### Work to do
Write out each entry, exactly the way it appears.

Dataset items
━━━━━━━━━━━━━━━━━━━━
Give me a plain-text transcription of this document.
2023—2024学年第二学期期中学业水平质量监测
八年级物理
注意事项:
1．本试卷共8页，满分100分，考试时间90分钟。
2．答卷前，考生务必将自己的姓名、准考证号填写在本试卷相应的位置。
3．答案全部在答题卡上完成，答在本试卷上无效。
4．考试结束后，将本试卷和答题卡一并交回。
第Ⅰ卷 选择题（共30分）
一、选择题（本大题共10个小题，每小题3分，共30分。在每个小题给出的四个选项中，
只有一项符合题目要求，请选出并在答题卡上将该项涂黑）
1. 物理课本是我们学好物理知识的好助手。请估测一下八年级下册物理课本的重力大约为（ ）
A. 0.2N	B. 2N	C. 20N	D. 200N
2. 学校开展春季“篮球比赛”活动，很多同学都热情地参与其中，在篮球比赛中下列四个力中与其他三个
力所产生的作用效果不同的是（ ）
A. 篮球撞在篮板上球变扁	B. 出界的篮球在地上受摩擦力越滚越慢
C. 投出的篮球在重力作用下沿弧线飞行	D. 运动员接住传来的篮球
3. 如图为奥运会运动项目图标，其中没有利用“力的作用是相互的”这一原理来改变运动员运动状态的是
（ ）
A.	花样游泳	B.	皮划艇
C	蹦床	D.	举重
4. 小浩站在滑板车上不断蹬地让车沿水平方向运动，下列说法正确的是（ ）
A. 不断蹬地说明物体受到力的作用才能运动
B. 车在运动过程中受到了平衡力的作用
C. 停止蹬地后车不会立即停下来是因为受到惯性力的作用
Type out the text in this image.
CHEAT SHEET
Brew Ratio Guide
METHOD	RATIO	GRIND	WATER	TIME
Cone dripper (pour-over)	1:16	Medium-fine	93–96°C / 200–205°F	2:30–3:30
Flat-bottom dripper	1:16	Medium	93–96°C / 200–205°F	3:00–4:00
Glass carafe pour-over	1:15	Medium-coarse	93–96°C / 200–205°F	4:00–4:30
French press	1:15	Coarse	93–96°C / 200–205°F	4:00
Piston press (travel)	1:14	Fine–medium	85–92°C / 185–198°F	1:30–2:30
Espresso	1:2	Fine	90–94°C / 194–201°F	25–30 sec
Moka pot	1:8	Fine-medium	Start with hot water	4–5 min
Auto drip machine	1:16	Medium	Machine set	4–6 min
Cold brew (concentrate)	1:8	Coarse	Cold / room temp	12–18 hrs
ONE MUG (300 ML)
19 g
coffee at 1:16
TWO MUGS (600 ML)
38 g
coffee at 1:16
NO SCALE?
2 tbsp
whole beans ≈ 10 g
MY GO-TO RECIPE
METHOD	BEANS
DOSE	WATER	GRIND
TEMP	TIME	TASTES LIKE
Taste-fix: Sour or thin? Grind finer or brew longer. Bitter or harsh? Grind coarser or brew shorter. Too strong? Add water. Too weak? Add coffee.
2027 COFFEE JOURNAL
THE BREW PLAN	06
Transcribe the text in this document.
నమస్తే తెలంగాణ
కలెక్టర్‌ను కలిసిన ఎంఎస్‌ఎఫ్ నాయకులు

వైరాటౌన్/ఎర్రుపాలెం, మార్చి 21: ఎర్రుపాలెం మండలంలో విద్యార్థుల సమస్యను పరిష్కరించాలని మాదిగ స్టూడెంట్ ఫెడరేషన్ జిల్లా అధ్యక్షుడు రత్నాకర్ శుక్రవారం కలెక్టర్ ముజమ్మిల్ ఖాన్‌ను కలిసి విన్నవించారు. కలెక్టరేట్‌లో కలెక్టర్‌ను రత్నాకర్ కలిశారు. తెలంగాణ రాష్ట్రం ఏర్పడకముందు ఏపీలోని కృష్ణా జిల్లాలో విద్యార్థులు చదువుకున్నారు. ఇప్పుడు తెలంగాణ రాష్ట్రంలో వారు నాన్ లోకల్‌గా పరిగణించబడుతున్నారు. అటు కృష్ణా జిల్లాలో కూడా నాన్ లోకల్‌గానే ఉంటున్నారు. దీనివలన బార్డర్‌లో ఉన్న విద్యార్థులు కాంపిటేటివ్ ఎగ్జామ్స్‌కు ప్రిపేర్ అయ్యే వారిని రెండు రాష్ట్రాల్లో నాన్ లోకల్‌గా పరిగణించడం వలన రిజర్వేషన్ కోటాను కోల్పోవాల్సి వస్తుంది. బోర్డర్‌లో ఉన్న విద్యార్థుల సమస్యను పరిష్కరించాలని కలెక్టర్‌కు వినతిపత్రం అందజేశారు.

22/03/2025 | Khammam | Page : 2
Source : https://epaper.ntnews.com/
━━━━━━━━━━━━━━━━━━━━
### Expected output
Give me a plain-text transcription of this document.
2023—2024学年第二学期期中学业水平质量监测
八年级物理
注意事项:
1．本试卷共8页，满分100分，考试时间90分钟。
2．答卷前，考生务必将自己的姓名、准考证号填写在本试卷相应的位置。
3．答案全部在答题卡上完成，答在本试卷上无效。
4．考试结束后，将本试卷和答题卡一并交回。
第Ⅰ卷 选择题（共30分）
一、选择题（本大题共10个小题，每小题3分，共30分。在每个小题给出的四个选项中，
只有一项符合题目要求，请选出并在答题卡上将该项涂黑）
1. 物理课本是我们学好物理知识的好助手。请估测一下八年级下册物理课本的重力大约为（ ）
A. 0.2N	B. 2N	C. 20N	D. 200N
2. 学校开展春季“篮球比赛”活动，很多同学都热情地参与其中，在篮球比赛中下列四个力中与其他三个
力所产生的作用效果不同的是（ ）
A. 篮球撞在篮板上球变扁	B. 出界的篮球在地上受摩擦力越滚越慢
C. 投出的篮球在重力作用下沿弧线飞行	D. 运动员接住传来的篮球
3. 如图为奥运会运动项目图标，其中没有利用“力的作用是相互的”这一原理来改变运动员运动状态的是
（ ）
A.	花样游泳	B.	皮划艇
C	蹦床	D.	举重
4. 小浩站在滑板车上不断蹬地让车沿水平方向运动，下列说法正确的是（ ）
A. 不断蹬地说明物体受到力的作用才能运动
B. 车在运动过程中受到了平衡力的作用
C. 停止蹬地后车不会立即停下来是因为受到惯性力的作用
Type out the text in this image.
CHEAT SHEET
Brew Ratio Guide
METHOD	RATIO	GRIND	WATER	TIME
Cone dripper (pour-over)	1:16	Medium-fine	93–96°C / 200–205°F	2:30–3:30
Flat-bottom dripper	1:16	Medium	93–96°C / 200–205°F	3:00–4:00
Glass carafe pour-over	1:15	Medium-coarse	93–96°C / 200–205°F	4:00–4:30
French press	1:15	Coarse	93–96°C / 200–205°F	4:00
Piston press (travel)	1:14	Fine–medium	85–92°C / 185–198°F	1:30–2:30
Espresso	1:2	Fine	90–94°C / 194–201°F	25–30 sec
Moka pot	1:8	Fine-medium	Start with hot water	4–5 min
Auto drip machine	1:16	Medium	Machine set	4–6 min
Cold brew (concentrate)	1:8	Coarse	Cold / room temp	12–18 hrs
ONE MUG (300 ML)
19 g
coffee at 1:16
TWO MUGS (600 ML)
38 g
coffee at 1:16
NO SCALE?
2 tbsp
whole beans ≈ 10 g
MY GO-TO RECIPE
METHOD	BEANS
DOSE	WATER	GRIND
TEMP	TIME	TASTES LIKE
Taste-fix: Sour or thin? Grind finer or brew longer. Bitter or harsh? Grind coarser or brew shorter. Too strong? Add water. Too weak? Add coffee.
2027 COFFEE JOURNAL
THE BREW PLAN	06
Transcribe the text in this document.
నమస్తే తెలంగాణ
కలెక్టర్‌ను కలిసిన ఎంఎస్‌ఎఫ్ నాయకులు

వైరాటౌన్/ఎర్రుపాలెం, మార్చి 21: ఎర్రుపాలెం మండలంలో విద్యార్థుల సమస్యను పరిష్కరించాలని మాదిగ స్టూడెంట్ ఫెడరేషన్ జిల్లా అధ్యక్షుడు రత్నాకర్ శుక్రవారం కలెక్టర్ ముజమ్మిల్ ఖాన్‌ను కలిసి విన్నవించారు. కలెక్టరేట్‌లో కలెక్టర్‌ను రత్నాకర్ కలిశారు. తెలంగాణ రాష్ట్రం ఏర్పడకముందు ఏపీలోని కృష్ణా జిల్లాలో విద్యార్థులు చదువుకున్నారు. ఇప్పుడు తెలంగాణ రాష్ట్రంలో వారు నాన్ లోకల్‌గా పరిగణించబడుతున్నారు. అటు కృష్ణా జిల్లాలో కూడా నాన్ లోకల్‌గానే ఉంటున్నారు. దీనివలన బార్డర్‌లో ఉన్న విద్యార్థులు కాంపిటేటివ్ ఎగ్జామ్స్‌కు ప్రిపేర్ అయ్యే వారిని రెండు రాష్ట్రాల్లో నాన్ లోకల్‌గా పరిగణించడం వలన రిజర్వేషన్ కోటాను కోల్పోవాల్సి వస్తుంది. బోర్డర్‌లో ఉన్న విద్యార్థుల సమస్యను పరిష్కరించాలని కలెక్టర్‌కు వినతిపత్రం అందజేశారు.

22/03/2025 | Khammam | Page : 2
Source : https://epaper.ntnews.com/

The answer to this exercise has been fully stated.